--- start ---

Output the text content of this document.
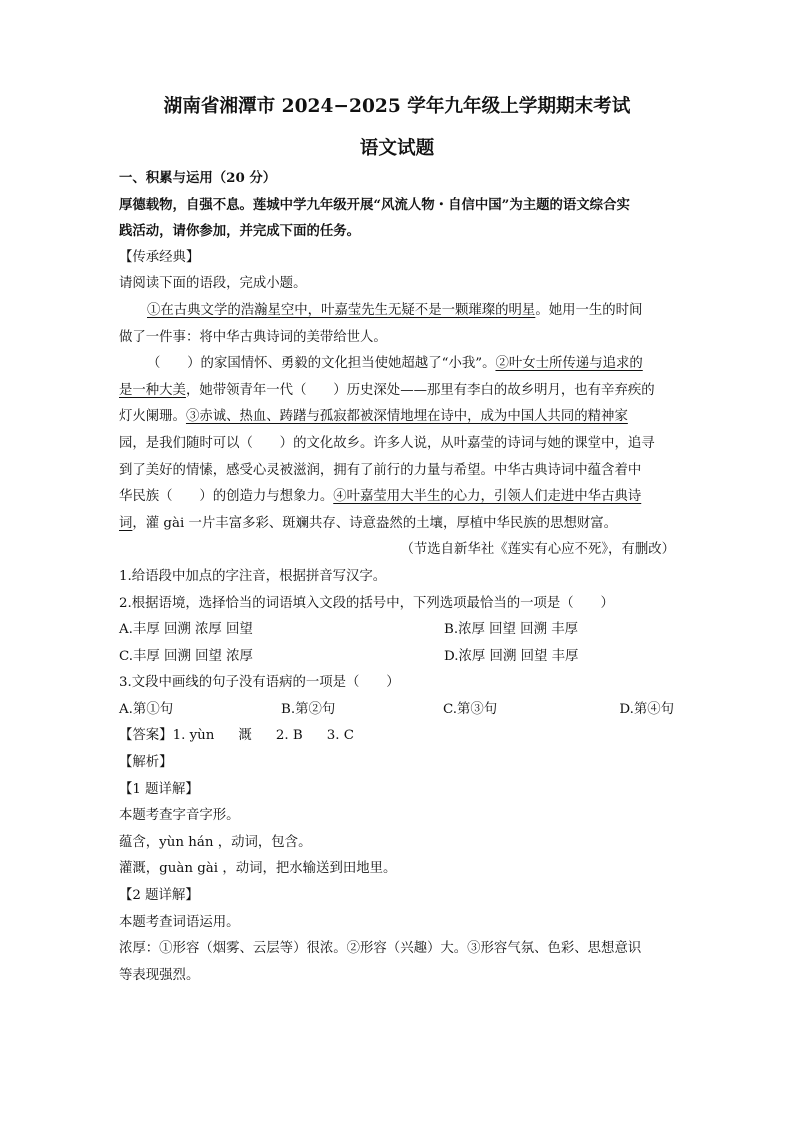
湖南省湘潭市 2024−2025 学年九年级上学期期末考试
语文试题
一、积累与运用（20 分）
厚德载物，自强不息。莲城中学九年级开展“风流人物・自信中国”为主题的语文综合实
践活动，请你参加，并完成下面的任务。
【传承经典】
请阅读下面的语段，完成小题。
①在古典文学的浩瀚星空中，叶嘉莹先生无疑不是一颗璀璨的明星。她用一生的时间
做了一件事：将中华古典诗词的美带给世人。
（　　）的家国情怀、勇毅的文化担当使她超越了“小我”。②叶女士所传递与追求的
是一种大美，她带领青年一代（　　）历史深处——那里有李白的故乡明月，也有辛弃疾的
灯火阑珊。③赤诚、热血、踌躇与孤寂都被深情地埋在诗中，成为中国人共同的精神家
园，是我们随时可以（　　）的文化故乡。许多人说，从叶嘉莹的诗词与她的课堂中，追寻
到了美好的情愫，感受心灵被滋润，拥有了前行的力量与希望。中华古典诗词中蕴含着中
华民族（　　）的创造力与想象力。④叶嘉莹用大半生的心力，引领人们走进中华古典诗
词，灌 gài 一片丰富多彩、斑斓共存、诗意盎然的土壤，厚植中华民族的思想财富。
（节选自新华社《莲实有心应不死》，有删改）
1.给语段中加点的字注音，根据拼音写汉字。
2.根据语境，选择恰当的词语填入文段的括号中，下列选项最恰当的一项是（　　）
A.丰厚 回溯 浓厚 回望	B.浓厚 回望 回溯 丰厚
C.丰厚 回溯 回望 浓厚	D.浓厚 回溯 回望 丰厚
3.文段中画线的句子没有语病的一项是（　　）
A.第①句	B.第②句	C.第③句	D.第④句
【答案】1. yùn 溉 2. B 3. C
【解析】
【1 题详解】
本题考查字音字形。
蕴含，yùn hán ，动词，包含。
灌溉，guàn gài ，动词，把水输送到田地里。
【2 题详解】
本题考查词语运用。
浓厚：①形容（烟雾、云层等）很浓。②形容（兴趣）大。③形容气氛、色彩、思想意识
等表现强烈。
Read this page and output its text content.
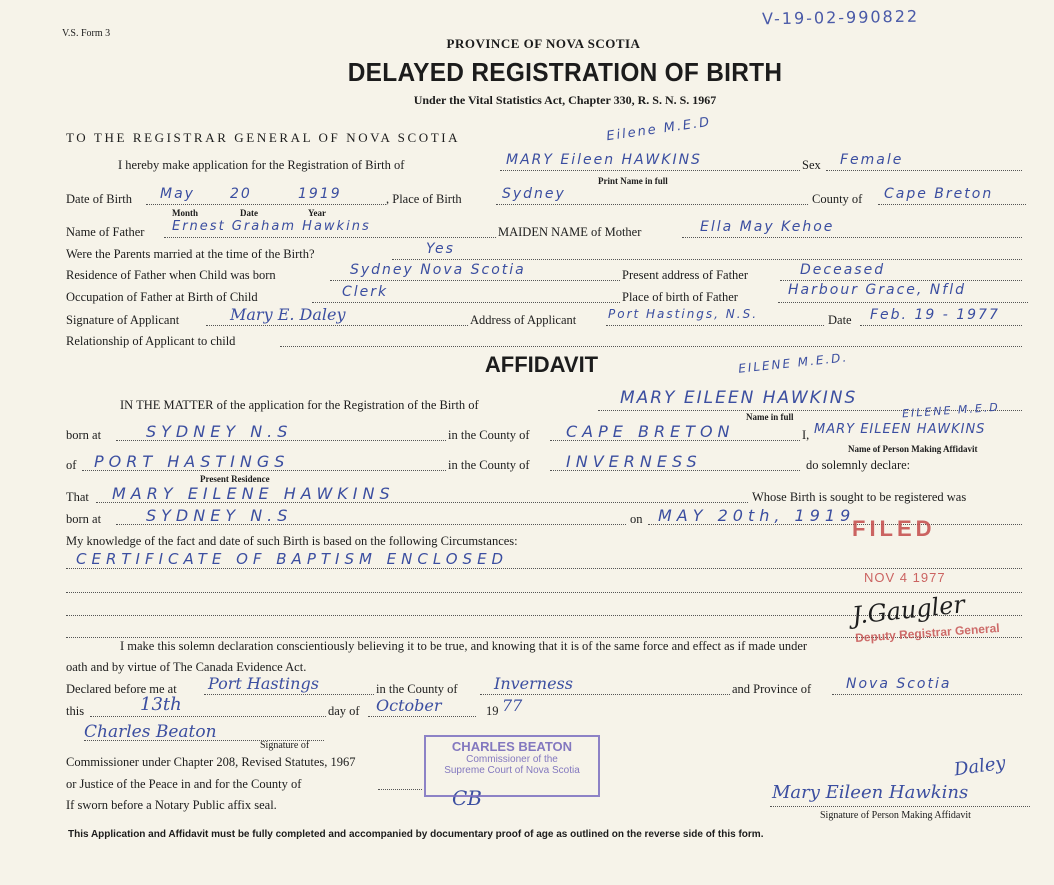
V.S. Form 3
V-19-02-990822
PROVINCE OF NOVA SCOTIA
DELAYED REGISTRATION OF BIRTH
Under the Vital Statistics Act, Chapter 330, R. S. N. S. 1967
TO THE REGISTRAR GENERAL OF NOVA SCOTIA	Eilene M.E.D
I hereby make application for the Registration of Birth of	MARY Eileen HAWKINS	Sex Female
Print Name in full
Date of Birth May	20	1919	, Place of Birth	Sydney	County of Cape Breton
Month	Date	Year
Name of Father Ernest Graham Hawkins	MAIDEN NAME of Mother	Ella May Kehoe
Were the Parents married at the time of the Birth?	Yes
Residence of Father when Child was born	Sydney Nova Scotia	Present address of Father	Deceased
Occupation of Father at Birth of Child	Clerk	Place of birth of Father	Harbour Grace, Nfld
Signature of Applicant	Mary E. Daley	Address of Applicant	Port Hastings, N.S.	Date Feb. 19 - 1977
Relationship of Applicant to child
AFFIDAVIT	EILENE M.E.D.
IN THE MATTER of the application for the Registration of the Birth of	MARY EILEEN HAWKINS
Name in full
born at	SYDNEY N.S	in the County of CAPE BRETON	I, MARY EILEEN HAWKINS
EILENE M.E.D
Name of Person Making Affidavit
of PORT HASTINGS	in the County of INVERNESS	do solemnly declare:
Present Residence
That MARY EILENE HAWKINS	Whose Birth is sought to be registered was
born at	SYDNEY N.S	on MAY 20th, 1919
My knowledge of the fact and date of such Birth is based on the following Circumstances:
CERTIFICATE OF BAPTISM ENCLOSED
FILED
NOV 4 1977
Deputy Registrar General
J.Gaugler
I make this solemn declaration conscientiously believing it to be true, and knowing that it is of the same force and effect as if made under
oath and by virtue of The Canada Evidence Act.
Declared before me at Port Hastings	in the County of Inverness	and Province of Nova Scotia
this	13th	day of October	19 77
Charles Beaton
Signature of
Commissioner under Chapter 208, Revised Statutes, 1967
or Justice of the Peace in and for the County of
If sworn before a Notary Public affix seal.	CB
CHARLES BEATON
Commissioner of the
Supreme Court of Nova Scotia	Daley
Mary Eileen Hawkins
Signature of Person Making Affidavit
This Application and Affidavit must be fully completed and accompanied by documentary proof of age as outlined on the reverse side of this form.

--- end ---
--- start ---

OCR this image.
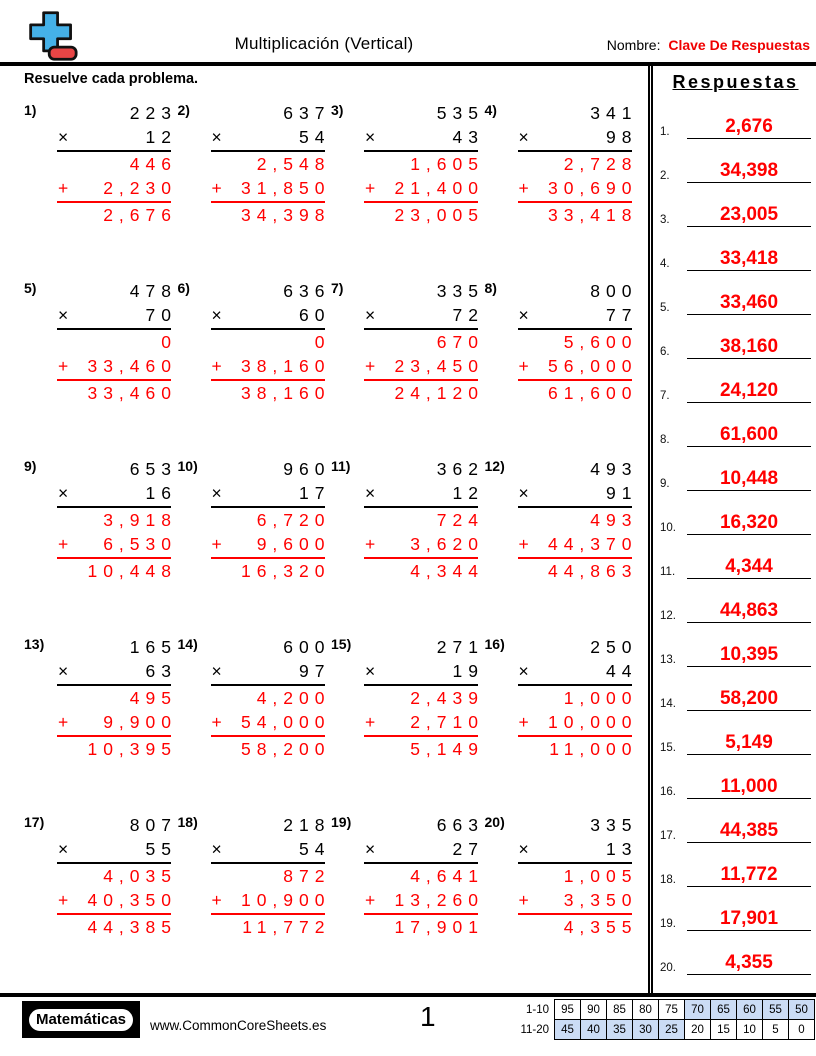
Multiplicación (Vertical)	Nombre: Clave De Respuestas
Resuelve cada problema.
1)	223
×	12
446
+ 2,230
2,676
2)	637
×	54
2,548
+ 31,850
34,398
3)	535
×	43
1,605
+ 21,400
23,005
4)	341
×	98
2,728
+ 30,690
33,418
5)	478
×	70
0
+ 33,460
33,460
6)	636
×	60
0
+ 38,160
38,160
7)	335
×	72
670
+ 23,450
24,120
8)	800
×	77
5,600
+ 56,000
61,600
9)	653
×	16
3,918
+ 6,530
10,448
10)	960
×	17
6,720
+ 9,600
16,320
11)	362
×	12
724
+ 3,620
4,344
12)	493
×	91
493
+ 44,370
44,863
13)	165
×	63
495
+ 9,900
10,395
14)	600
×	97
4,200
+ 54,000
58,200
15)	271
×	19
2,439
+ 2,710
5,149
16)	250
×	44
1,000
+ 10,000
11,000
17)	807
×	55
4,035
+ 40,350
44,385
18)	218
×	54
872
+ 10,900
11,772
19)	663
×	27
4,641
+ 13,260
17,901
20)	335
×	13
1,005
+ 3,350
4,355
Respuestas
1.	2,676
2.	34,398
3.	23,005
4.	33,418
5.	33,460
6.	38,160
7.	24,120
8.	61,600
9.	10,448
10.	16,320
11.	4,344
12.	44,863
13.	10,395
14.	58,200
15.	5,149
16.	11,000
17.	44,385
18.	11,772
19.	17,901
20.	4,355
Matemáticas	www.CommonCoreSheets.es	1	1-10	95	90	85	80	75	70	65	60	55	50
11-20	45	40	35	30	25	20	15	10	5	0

--- end ---
--- start ---

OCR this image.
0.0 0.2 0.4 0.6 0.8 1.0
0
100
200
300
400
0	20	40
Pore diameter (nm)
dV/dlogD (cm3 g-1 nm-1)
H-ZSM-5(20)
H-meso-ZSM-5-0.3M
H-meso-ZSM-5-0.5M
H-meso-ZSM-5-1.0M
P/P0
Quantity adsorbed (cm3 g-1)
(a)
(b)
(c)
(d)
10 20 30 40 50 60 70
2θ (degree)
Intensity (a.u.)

--- end ---

● **EXERCISE OBJECTIVE**: Scan the listing above. Gather each line that contains the word "Name".

● **EXPECTED OUTPUT**:
Print Name in full
Name of Father Ernest Graham Hawkins	MAIDEN NAME of Mother	Ella May Kehoe
Name in full
Name of Person Making Affidavit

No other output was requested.